### [Task to complete]
Write out every line of the material below word for word, leaving out the pictures.
--- Begin Dataset entries ---
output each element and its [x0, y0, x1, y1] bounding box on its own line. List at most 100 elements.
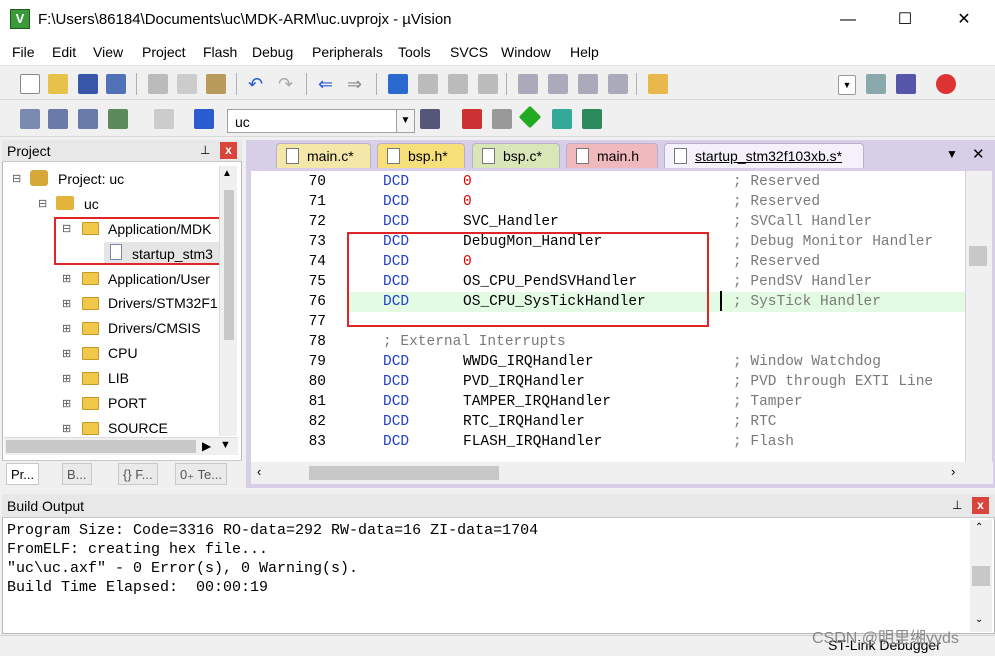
- menu-file[interactable]: File: [12, 44, 35, 60]
- pin-icon[interactable]: ⊥: [952, 498, 962, 512]
- pack-installer-icon[interactable]: [582, 109, 602, 129]
- menu-svcs[interactable]: SVCS: [450, 44, 488, 60]
- tab-bsp-c[interactable]: bsp.c*: [472, 143, 560, 168]
- open-folder-icon[interactable]: [48, 74, 68, 94]
- tree-item-target-uc[interactable]: uc: [84, 196, 99, 212]
- expand-icon[interactable]: ⊞: [62, 272, 71, 285]
- expand-icon[interactable]: ⊞: [62, 397, 71, 410]
- tab-main-c[interactable]: main.c*: [276, 143, 371, 168]
- uncomment-icon[interactable]: [608, 74, 628, 94]
- tree-item-drivers-cmsis[interactable]: Drivers/CMSIS: [108, 320, 201, 336]
- target-select[interactable]: [227, 109, 415, 133]
- stop-build-icon[interactable]: [154, 109, 174, 129]
- load-icon[interactable]: [194, 109, 214, 129]
- collapse-icon[interactable]: ⊟: [38, 197, 47, 210]
- menu-view[interactable]: View: [93, 44, 123, 60]
- prev-bookmark-icon[interactable]: [418, 74, 438, 94]
- scroll-right-icon[interactable]: ▶: [202, 439, 211, 453]
- expand-icon[interactable]: ⊞: [62, 347, 71, 360]
- tab-bsp-h[interactable]: bsp.h*: [377, 143, 465, 168]
- find-in-files-icon[interactable]: [648, 74, 668, 94]
- scroll-thumb[interactable]: [309, 466, 499, 480]
- file-extensions-icon[interactable]: [492, 109, 512, 129]
- debug-session-icon[interactable]: [936, 74, 956, 94]
- tab-project[interactable]: Pr...: [6, 463, 40, 485]
- tab-main-h[interactable]: main.h: [566, 143, 658, 168]
- editor-horizontal-scrollbar[interactable]: ‹ ›: [251, 462, 993, 484]
- menu-window[interactable]: Window: [501, 44, 551, 60]
- save-icon[interactable]: [78, 74, 98, 94]
- menu-project[interactable]: Project: [142, 44, 186, 60]
- tab-functions[interactable]: {} F...: [118, 463, 158, 485]
- select-packs-icon[interactable]: [552, 109, 572, 129]
- tree-item-application-user[interactable]: Application/User: [108, 271, 218, 287]
- scroll-thumb[interactable]: [969, 246, 987, 266]
- scroll-up-icon[interactable]: ▲: [222, 168, 232, 179]
- copy-icon[interactable]: [177, 74, 197, 94]
- menu-debug[interactable]: Debug: [252, 44, 293, 60]
- scroll-down-icon[interactable]: ⌄: [975, 614, 983, 625]
- tree-item-project[interactable]: Project: uc: [58, 171, 124, 187]
- incremental-find-icon[interactable]: [896, 74, 916, 94]
- tab-startup-s[interactable]: startup_stm32f103xb.s*: [664, 143, 864, 168]
- close-button[interactable]: ✕: [942, 6, 986, 34]
- save-all-icon[interactable]: [106, 74, 126, 94]
- nav-back-icon[interactable]: ⇐: [318, 74, 338, 94]
- comment-icon[interactable]: [578, 74, 598, 94]
- target-select-arrow-icon[interactable]: ▼: [396, 110, 414, 132]
- scroll-down-icon[interactable]: ▼: [220, 439, 231, 451]
- tree-item-drivers-stm32[interactable]: Drivers/STM32F1: [108, 295, 218, 311]
- tree-item-cpu[interactable]: CPU: [108, 345, 138, 361]
- menu-tools[interactable]: Tools: [398, 44, 431, 60]
- tab-books[interactable]: B...: [62, 463, 92, 485]
- scroll-right-icon[interactable]: ›: [951, 464, 955, 479]
- build-icon[interactable]: [48, 109, 68, 129]
- redo-icon[interactable]: ↷: [278, 74, 298, 94]
- project-horizontal-scrollbar[interactable]: ▶ ▼: [4, 437, 238, 455]
- expand-icon[interactable]: ⊞: [62, 372, 71, 385]
- tab-list-arrow-icon[interactable]: ▼: [946, 147, 958, 161]
- paste-icon[interactable]: [206, 74, 226, 94]
- target-options-icon[interactable]: [420, 109, 440, 129]
- tree-item-port[interactable]: PORT: [108, 395, 147, 411]
- find-combo-arrow-icon[interactable]: ▼: [838, 75, 856, 95]
- scroll-up-icon[interactable]: ⌃: [975, 522, 983, 533]
- clear-bookmarks-icon[interactable]: [478, 74, 498, 94]
- bookmark-icon[interactable]: [388, 74, 408, 94]
- tree-item-source[interactable]: SOURCE: [108, 420, 168, 436]
- expand-icon[interactable]: ⊞: [62, 297, 71, 310]
- unindent-icon[interactable]: [548, 74, 568, 94]
- maximize-button[interactable]: ☐: [883, 6, 927, 34]
- undo-icon[interactable]: ↶: [248, 74, 268, 94]
- next-bookmark-icon[interactable]: [448, 74, 468, 94]
- pin-icon[interactable]: ⊥: [200, 143, 210, 157]
- indent-icon[interactable]: [518, 74, 538, 94]
- menu-peripherals[interactable]: Peripherals: [312, 44, 383, 60]
- project-pane-close-button[interactable]: x: [220, 142, 237, 159]
- cut-icon[interactable]: [148, 74, 168, 94]
- build-vertical-scrollbar[interactable]: ⌃ ⌄: [970, 520, 992, 632]
- batch-build-icon[interactable]: [108, 109, 128, 129]
- manage-project-icon[interactable]: [462, 109, 482, 129]
- find-icon[interactable]: [866, 74, 886, 94]
- editor-vertical-scrollbar[interactable]: [966, 171, 992, 462]
- editor-close-icon[interactable]: ✕: [972, 145, 985, 163]
- build-output-close-button[interactable]: x: [972, 497, 989, 514]
- scroll-thumb[interactable]: [224, 190, 234, 340]
- expand-icon[interactable]: ⊞: [62, 322, 71, 335]
- collapse-icon[interactable]: ⊟: [12, 172, 21, 185]
- tab-templates[interactable]: 0₊ Te...: [175, 463, 228, 485]
- expand-icon[interactable]: ⊞: [62, 422, 71, 435]
- menu-edit[interactable]: Edit: [52, 44, 76, 60]
- manage-rte-icon[interactable]: [518, 105, 542, 129]
- nav-forward-icon[interactable]: ⇒: [347, 74, 367, 94]
- translate-icon[interactable]: [20, 109, 40, 129]
- new-file-icon[interactable]: [20, 74, 40, 94]
- rebuild-icon[interactable]: [78, 109, 98, 129]
- tree-item-lib[interactable]: LIB: [108, 370, 129, 386]
- menu-flash[interactable]: Flash: [203, 44, 237, 60]
- scroll-thumb[interactable]: [6, 440, 196, 453]
- scroll-thumb[interactable]: [972, 566, 990, 586]
- project-vertical-scrollbar[interactable]: ▲: [219, 166, 237, 436]
- menu-help[interactable]: Help: [570, 44, 599, 60]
--- End Dataset entries ---
### [Correct output]
output each element and its [x0, y0, x1, y1] bounding box on its own line. List at most 100 elements.
- menu-file[interactable]: File: [12, 44, 35, 60]
- pin-icon[interactable]: ⊥: [952, 498, 962, 512]
- pack-installer-icon[interactable]: [582, 109, 602, 129]
- menu-svcs[interactable]: SVCS: [450, 44, 488, 60]
- tab-bsp-c[interactable]: bsp.c*: [472, 143, 560, 168]
- open-folder-icon[interactable]: [48, 74, 68, 94]
- tree-item-target-uc[interactable]: uc: [84, 196, 99, 212]
- expand-icon[interactable]: ⊞: [62, 272, 71, 285]
- expand-icon[interactable]: ⊞: [62, 397, 71, 410]
- tab-main-c[interactable]: main.c*: [276, 143, 371, 168]
- uncomment-icon[interactable]: [608, 74, 628, 94]
- tree-item-drivers-cmsis[interactable]: Drivers/CMSIS: [108, 320, 201, 336]
- target-select[interactable]: [227, 109, 415, 133]
- stop-build-icon[interactable]: [154, 109, 174, 129]
- load-icon[interactable]: [194, 109, 214, 129]
- collapse-icon[interactable]: ⊟: [38, 197, 47, 210]
- menu-view[interactable]: View: [93, 44, 123, 60]
- prev-bookmark-icon[interactable]: [418, 74, 438, 94]
- scroll-right-icon[interactable]: ▶: [202, 439, 211, 453]
- expand-icon[interactable]: ⊞: [62, 347, 71, 360]
- tab-bsp-h[interactable]: bsp.h*: [377, 143, 465, 168]
- find-in-files-icon[interactable]: [648, 74, 668, 94]
- scroll-thumb[interactable]: [309, 466, 499, 480]
- file-extensions-icon[interactable]: [492, 109, 512, 129]
- debug-session-icon[interactable]: [936, 74, 956, 94]
- tab-project[interactable]: Pr...: [6, 463, 40, 485]
- tab-main-h[interactable]: main.h: [566, 143, 658, 168]
- editor-horizontal-scrollbar[interactable]: ‹ ›: [251, 462, 993, 484]
- menu-window[interactable]: Window: [501, 44, 551, 60]
- save-icon[interactable]: [78, 74, 98, 94]
- menu-project[interactable]: Project: [142, 44, 186, 60]
- tab-functions[interactable]: {} F...: [118, 463, 158, 485]
- select-packs-icon[interactable]: [552, 109, 572, 129]
- tree-item-application-user[interactable]: Application/User: [108, 271, 218, 287]
- scroll-thumb[interactable]: [969, 246, 987, 266]
- scroll-up-icon[interactable]: ▲: [222, 168, 232, 179]
- copy-icon[interactable]: [177, 74, 197, 94]
- menu-debug[interactable]: Debug: [252, 44, 293, 60]
- scroll-down-icon[interactable]: ⌄: [975, 614, 983, 625]
- tree-item-project[interactable]: Project: uc: [58, 171, 124, 187]
- incremental-find-icon[interactable]: [896, 74, 916, 94]
- tab-startup-s[interactable]: startup_stm32f103xb.s*: [664, 143, 864, 168]
- close-button[interactable]: ✕: [942, 6, 986, 34]
- save-all-icon[interactable]: [106, 74, 126, 94]
- nav-back-icon[interactable]: ⇐: [318, 74, 338, 94]
- comment-icon[interactable]: [578, 74, 598, 94]
- target-select-arrow-icon[interactable]: ▼: [396, 110, 414, 132]
- scroll-down-icon[interactable]: ▼: [220, 439, 231, 451]
- tree-item-drivers-stm32[interactable]: Drivers/STM32F1: [108, 295, 218, 311]
- tree-item-cpu[interactable]: CPU: [108, 345, 138, 361]
- menu-tools[interactable]: Tools: [398, 44, 431, 60]
- tab-books[interactable]: B...: [62, 463, 92, 485]
- scroll-right-icon[interactable]: ›: [951, 464, 955, 479]
- build-icon[interactable]: [48, 109, 68, 129]
- redo-icon[interactable]: ↷: [278, 74, 298, 94]
- project-horizontal-scrollbar[interactable]: ▶ ▼: [4, 437, 238, 455]
- expand-icon[interactable]: ⊞: [62, 372, 71, 385]
- tab-list-arrow-icon[interactable]: ▼: [946, 147, 958, 161]
- paste-icon[interactable]: [206, 74, 226, 94]
- target-options-icon[interactable]: [420, 109, 440, 129]
- tree-item-port[interactable]: PORT: [108, 395, 147, 411]
- find-combo-arrow-icon[interactable]: ▼: [838, 75, 856, 95]
- scroll-up-icon[interactable]: ⌃: [975, 522, 983, 533]
- clear-bookmarks-icon[interactable]: [478, 74, 498, 94]
- bookmark-icon[interactable]: [388, 74, 408, 94]
- tree-item-source[interactable]: SOURCE: [108, 420, 168, 436]
- expand-icon[interactable]: ⊞: [62, 297, 71, 310]
- unindent-icon[interactable]: [548, 74, 568, 94]
- maximize-button[interactable]: ☐: [883, 6, 927, 34]
- undo-icon[interactable]: ↶: [248, 74, 268, 94]
- next-bookmark-icon[interactable]: [448, 74, 468, 94]
- pin-icon[interactable]: ⊥: [200, 143, 210, 157]
- indent-icon[interactable]: [518, 74, 538, 94]
- menu-peripherals[interactable]: Peripherals: [312, 44, 383, 60]
- project-pane-close-button[interactable]: x: [220, 142, 237, 159]
- cut-icon[interactable]: [148, 74, 168, 94]
- build-vertical-scrollbar[interactable]: ⌃ ⌄: [970, 520, 992, 632]
- batch-build-icon[interactable]: [108, 109, 128, 129]
- manage-project-icon[interactable]: [462, 109, 482, 129]
- find-icon[interactable]: [866, 74, 886, 94]
- editor-vertical-scrollbar[interactable]: [966, 171, 992, 462]
- editor-close-icon[interactable]: ✕: [972, 145, 985, 163]
- build-output-close-button[interactable]: x: [972, 497, 989, 514]
- scroll-thumb[interactable]: [224, 190, 234, 340]
- expand-icon[interactable]: ⊞: [62, 322, 71, 335]
- collapse-icon[interactable]: ⊟: [12, 172, 21, 185]
- tab-templates[interactable]: 0₊ Te...: [175, 463, 228, 485]
- expand-icon[interactable]: ⊞: [62, 422, 71, 435]
- menu-edit[interactable]: Edit: [52, 44, 76, 60]
- manage-rte-icon[interactable]: [518, 105, 542, 129]
- nav-forward-icon[interactable]: ⇒: [347, 74, 367, 94]
- translate-icon[interactable]: [20, 109, 40, 129]
- new-file-icon[interactable]: [20, 74, 40, 94]
- rebuild-icon[interactable]: [78, 109, 98, 129]
- tree-item-lib[interactable]: LIB: [108, 370, 129, 386]
- menu-flash[interactable]: Flash: [203, 44, 237, 60]
- scroll-thumb[interactable]: [6, 440, 196, 453]
- scroll-thumb[interactable]: [972, 566, 990, 586]
- project-vertical-scrollbar[interactable]: ▲: [219, 166, 237, 436]
- menu-help[interactable]: Help: [570, 44, 599, 60]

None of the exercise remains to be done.